● PROBLEM STATEMENT
Copy out every line below word for word, without the pictures.

[START OF DATA SHOWN]

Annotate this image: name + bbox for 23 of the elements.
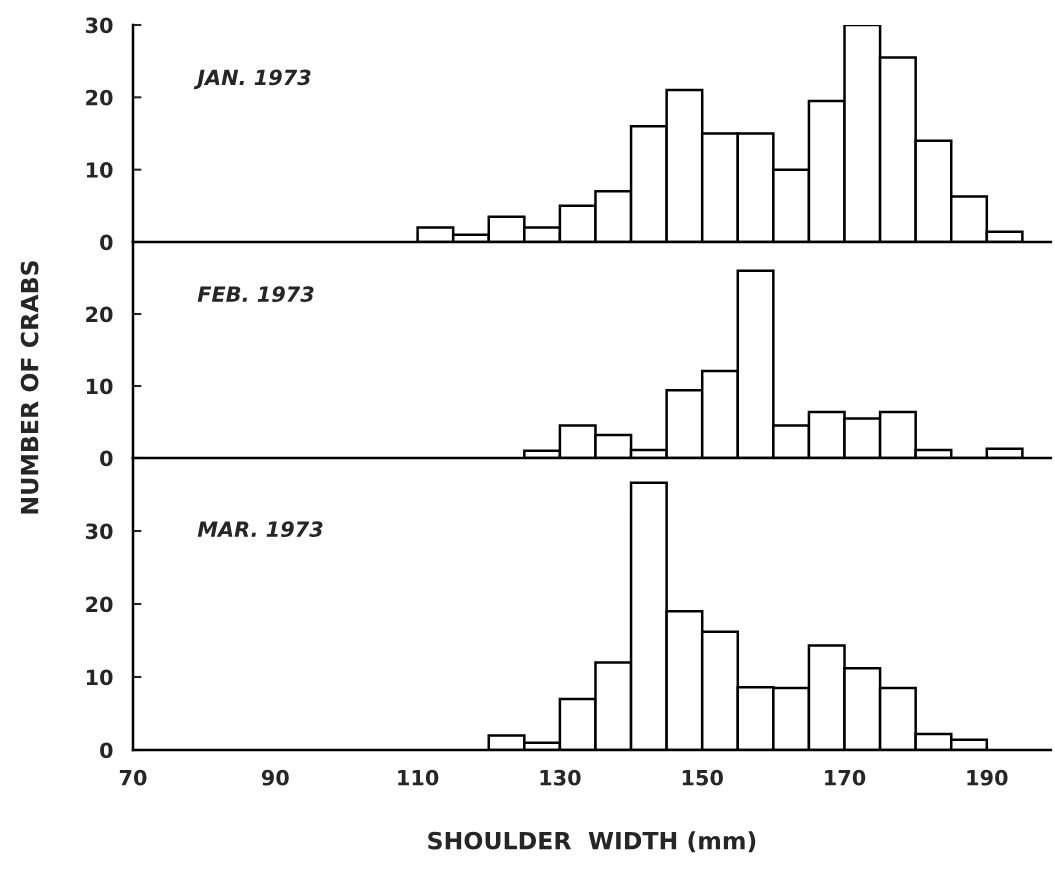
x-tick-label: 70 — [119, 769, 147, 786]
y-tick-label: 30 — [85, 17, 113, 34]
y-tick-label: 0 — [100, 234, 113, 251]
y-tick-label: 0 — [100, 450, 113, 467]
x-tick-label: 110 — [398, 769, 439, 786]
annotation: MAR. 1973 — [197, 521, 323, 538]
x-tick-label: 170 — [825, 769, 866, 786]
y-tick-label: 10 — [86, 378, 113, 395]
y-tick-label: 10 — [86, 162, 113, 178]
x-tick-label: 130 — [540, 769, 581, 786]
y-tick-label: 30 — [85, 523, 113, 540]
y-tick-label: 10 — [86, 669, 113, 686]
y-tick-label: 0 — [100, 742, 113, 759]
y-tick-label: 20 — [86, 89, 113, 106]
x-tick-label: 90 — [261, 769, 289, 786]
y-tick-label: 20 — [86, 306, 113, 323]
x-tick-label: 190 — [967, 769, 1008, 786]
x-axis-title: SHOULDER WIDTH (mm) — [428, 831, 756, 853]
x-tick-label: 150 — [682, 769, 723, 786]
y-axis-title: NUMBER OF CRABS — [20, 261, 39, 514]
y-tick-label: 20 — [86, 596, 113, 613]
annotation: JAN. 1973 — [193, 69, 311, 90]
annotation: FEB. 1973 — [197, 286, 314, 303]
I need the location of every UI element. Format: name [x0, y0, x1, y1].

[END OF DATA SHOWN]

● TASK RESULT
Annotate this image: name + bbox for 23 of the elements.
x-tick-label: 70 — [119, 769, 147, 786]
y-tick-label: 30 — [85, 17, 113, 34]
y-tick-label: 0 — [100, 234, 113, 251]
y-tick-label: 0 — [100, 450, 113, 467]
x-tick-label: 110 — [398, 769, 439, 786]
annotation: MAR. 1973 — [197, 521, 323, 538]
x-tick-label: 170 — [825, 769, 866, 786]
y-tick-label: 10 — [86, 378, 113, 395]
y-tick-label: 10 — [86, 162, 113, 178]
x-tick-label: 130 — [540, 769, 581, 786]
y-tick-label: 30 — [85, 523, 113, 540]
y-tick-label: 10 — [86, 669, 113, 686]
y-tick-label: 0 — [100, 742, 113, 759]
y-tick-label: 20 — [86, 89, 113, 106]
x-tick-label: 90 — [261, 769, 289, 786]
y-tick-label: 20 — [86, 306, 113, 323]
x-tick-label: 190 — [967, 769, 1008, 786]
x-axis-title: SHOULDER WIDTH (mm) — [428, 831, 756, 853]
x-tick-label: 150 — [682, 769, 723, 786]
y-axis-title: NUMBER OF CRABS — [20, 261, 39, 514]
y-tick-label: 20 — [86, 596, 113, 613]
annotation: JAN. 1973 — [193, 69, 311, 90]
annotation: FEB. 1973 — [197, 286, 314, 303]
I need the location of every UI element. Format: name [x0, y0, x1, y1].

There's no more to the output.